> [SUPPLIED DATA]
########
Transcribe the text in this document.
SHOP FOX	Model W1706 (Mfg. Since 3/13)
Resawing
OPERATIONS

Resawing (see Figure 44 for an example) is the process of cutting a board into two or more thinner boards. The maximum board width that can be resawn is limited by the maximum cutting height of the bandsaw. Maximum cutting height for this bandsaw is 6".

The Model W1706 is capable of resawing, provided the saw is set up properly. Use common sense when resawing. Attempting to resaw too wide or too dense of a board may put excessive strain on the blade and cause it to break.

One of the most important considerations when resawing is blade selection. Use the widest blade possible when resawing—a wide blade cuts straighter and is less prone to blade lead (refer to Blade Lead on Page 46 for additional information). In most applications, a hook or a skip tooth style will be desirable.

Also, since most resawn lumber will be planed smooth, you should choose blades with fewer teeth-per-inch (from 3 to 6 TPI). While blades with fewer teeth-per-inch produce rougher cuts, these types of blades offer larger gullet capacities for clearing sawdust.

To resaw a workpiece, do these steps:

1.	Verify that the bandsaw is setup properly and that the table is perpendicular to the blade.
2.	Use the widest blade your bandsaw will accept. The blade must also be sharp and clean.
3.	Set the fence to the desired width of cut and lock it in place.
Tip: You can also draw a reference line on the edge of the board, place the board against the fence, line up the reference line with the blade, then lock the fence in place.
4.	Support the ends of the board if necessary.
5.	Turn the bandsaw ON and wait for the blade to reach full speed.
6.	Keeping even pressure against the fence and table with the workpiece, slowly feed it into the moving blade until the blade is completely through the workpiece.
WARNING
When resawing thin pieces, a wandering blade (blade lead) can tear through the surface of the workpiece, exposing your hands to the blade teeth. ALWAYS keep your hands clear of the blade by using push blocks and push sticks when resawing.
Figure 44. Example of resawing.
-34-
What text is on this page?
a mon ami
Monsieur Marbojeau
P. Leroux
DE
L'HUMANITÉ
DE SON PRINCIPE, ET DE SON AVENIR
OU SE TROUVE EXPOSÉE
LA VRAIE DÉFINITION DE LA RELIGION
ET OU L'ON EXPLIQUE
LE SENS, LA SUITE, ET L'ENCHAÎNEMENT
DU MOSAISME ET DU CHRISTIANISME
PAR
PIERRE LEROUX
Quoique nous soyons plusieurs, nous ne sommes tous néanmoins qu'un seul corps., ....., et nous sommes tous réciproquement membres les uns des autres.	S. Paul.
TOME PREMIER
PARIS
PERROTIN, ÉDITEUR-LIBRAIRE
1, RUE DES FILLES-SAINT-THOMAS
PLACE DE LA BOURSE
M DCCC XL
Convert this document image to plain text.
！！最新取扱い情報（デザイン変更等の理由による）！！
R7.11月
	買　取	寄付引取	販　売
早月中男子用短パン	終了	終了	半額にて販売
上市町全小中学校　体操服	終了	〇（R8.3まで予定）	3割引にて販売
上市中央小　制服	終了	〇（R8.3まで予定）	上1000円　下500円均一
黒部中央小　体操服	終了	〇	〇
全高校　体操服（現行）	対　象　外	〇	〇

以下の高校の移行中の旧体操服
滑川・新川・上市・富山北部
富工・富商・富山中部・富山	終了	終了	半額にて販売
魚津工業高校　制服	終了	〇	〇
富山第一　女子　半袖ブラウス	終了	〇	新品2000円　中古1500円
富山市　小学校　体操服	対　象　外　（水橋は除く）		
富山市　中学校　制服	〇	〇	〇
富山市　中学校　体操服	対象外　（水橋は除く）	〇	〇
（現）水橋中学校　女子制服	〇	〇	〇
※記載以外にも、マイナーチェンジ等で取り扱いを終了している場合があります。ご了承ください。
########
> [WHAT YOU HAVE TO DO]
Only lines that contain the word "these" are wanted; copy each of them.

> [THE RESPONSE]
Also, since most resawn lumber will be planed smooth, you should choose blades with fewer teeth-per-inch (from 3 to 6 TPI). While blades with fewer teeth-per-inch produce rougher cuts, these types of blades offer larger gullet capacities for clearing sawdust.
To resaw a workpiece, do these steps:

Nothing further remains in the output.